§ Description of the task
Start with the line containing "Extract the structured" and write out each line through the end of the listing, exactly as given.

§ Extracted data
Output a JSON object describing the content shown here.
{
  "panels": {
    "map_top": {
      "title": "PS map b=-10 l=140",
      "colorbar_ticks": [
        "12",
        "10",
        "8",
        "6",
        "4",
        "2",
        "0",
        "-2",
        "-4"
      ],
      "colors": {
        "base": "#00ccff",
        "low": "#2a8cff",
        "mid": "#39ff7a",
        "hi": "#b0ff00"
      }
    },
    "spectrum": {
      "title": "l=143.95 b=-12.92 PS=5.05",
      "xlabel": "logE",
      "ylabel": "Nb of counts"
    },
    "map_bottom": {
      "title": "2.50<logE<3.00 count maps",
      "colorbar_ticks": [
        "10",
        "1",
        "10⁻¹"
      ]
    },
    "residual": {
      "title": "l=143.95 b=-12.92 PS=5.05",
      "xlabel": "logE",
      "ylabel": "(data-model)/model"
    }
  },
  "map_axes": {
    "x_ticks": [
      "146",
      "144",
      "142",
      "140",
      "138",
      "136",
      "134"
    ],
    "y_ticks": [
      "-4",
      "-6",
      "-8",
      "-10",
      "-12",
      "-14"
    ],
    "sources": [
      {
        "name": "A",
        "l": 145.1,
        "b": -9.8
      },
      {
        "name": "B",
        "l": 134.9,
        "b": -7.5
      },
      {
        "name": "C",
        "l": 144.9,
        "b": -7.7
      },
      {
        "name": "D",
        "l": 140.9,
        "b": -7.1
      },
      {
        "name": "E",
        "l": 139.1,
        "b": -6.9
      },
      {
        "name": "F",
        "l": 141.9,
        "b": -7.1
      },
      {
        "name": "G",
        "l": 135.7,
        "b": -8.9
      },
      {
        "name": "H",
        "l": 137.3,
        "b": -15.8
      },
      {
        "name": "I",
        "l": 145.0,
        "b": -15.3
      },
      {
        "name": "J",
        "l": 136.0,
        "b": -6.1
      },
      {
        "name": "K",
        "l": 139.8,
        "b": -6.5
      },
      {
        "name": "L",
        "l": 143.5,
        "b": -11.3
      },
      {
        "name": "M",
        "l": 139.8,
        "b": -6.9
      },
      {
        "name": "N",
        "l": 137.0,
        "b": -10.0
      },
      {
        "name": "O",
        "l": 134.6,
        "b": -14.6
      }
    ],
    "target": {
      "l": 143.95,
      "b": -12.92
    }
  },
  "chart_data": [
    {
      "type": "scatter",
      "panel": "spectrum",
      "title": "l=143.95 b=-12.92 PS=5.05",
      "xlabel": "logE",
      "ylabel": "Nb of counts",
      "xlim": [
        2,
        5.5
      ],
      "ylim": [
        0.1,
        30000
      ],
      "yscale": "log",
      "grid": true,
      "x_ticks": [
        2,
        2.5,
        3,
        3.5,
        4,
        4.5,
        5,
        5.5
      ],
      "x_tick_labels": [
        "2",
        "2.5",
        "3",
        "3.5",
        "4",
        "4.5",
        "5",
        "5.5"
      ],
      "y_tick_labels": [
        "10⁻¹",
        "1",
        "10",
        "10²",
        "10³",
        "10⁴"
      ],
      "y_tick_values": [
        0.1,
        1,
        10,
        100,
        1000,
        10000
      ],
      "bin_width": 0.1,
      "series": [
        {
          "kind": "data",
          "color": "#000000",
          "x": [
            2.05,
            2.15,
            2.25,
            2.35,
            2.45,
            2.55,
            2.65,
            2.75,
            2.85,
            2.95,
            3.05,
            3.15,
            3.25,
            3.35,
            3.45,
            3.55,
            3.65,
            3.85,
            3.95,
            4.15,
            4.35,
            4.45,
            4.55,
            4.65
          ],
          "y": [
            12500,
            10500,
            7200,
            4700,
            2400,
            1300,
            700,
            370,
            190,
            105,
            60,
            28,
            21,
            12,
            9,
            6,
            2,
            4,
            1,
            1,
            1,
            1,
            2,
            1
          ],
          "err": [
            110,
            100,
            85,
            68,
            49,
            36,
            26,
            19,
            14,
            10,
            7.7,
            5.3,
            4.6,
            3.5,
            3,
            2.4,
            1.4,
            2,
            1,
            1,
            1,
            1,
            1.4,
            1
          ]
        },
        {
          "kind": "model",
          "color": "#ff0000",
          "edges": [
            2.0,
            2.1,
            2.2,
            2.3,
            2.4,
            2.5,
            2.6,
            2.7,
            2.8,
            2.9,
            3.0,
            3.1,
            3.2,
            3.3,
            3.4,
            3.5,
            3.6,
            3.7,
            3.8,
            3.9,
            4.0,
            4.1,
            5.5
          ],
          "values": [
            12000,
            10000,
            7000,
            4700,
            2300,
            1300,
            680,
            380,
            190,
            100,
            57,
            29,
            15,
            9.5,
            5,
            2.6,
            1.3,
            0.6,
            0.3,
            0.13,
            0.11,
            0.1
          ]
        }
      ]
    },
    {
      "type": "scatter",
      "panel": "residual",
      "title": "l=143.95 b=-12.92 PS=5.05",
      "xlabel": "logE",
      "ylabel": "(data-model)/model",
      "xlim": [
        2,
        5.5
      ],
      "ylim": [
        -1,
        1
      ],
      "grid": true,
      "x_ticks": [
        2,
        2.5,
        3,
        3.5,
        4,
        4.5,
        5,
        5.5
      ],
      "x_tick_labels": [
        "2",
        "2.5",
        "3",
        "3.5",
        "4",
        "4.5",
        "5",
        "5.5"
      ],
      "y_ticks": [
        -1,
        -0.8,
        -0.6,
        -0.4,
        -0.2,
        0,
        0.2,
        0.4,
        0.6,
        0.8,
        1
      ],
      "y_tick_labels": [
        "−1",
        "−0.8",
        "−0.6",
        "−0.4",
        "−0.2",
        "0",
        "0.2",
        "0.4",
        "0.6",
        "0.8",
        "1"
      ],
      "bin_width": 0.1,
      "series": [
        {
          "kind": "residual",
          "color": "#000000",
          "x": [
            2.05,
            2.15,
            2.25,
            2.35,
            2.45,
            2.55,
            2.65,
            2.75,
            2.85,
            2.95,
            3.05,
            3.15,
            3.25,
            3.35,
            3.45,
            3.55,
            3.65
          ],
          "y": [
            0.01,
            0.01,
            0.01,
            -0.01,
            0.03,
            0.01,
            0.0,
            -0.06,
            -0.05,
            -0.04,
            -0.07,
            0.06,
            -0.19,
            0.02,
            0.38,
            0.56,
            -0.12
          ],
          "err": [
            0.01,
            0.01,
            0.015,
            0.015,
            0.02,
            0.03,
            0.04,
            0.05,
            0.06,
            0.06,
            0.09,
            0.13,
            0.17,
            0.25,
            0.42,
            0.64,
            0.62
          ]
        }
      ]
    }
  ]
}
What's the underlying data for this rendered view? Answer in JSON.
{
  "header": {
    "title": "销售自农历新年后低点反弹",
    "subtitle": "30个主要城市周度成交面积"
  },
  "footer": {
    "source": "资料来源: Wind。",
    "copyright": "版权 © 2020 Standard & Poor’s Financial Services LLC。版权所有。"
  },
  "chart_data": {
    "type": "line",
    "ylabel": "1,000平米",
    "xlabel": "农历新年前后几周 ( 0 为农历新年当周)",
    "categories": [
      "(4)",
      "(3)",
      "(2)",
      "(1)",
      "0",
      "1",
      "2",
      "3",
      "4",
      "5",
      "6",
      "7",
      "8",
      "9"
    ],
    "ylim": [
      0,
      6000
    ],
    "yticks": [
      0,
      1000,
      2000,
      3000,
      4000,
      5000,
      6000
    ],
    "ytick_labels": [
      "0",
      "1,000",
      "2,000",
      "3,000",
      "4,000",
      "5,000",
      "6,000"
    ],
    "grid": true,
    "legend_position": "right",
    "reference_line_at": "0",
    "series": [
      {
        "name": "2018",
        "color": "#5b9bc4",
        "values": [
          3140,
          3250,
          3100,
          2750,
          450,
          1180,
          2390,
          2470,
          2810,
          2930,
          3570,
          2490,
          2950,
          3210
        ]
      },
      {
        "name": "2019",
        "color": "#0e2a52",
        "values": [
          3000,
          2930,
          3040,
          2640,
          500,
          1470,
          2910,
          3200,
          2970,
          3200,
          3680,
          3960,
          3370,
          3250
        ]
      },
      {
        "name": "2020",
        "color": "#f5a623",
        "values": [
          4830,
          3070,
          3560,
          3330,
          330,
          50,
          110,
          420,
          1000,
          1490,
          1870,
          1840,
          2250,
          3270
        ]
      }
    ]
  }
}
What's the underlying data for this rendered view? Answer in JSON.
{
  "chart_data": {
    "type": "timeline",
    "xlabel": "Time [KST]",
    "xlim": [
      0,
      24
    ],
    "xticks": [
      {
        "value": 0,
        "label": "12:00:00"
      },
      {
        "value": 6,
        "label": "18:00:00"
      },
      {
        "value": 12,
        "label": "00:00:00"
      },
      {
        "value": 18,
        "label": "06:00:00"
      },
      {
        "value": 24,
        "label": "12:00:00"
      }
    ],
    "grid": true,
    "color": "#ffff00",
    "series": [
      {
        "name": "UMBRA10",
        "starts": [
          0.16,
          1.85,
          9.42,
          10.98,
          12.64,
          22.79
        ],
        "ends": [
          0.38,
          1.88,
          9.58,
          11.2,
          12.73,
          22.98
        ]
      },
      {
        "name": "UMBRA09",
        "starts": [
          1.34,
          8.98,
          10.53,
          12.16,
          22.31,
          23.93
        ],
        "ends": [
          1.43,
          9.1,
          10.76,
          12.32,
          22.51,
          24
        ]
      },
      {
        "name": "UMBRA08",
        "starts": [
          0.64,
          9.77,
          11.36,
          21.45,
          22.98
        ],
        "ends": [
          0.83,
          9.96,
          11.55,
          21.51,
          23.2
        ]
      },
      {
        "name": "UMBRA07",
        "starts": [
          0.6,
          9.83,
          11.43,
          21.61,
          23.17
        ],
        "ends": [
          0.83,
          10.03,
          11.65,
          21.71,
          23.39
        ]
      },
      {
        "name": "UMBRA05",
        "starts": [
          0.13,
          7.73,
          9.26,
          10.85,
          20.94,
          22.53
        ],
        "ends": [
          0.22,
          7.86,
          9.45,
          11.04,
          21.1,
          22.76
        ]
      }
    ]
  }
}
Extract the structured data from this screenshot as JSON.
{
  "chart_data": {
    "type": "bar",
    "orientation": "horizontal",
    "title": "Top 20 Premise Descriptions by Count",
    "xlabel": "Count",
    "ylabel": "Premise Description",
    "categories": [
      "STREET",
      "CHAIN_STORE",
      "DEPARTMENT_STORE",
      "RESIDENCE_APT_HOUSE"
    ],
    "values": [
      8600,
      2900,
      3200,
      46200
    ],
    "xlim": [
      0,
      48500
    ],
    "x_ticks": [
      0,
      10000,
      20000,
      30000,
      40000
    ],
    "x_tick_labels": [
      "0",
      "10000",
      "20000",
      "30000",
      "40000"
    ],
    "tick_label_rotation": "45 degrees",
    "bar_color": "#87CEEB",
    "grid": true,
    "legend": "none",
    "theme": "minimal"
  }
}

§ The response
Extract the structured data from this screenshot as JSON.
{
  "chart_data": {
    "type": "bar",
    "orientation": "horizontal",
    "title": "Top 20 Premise Descriptions by Count",
    "xlabel": "Count",
    "ylabel": "Premise Description",
    "categories": [
      "STREET",
      "CHAIN_STORE",
      "DEPARTMENT_STORE",
      "RESIDENCE_APT_HOUSE"
    ],
    "values": [
      8600,
      2900,
      3200,
      46200
    ],
    "xlim": [
      0,
      48500
    ],
    "x_ticks": [
      0,
      10000,
      20000,
      30000,
      40000
    ],
    "x_tick_labels": [
      "0",
      "10000",
      "20000",
      "30000",
      "40000"
    ],
    "tick_label_rotation": "45 degrees",
    "bar_color": "#87CEEB",
    "grid": true,
    "legend": "none",
    "theme": "minimal"
  }
}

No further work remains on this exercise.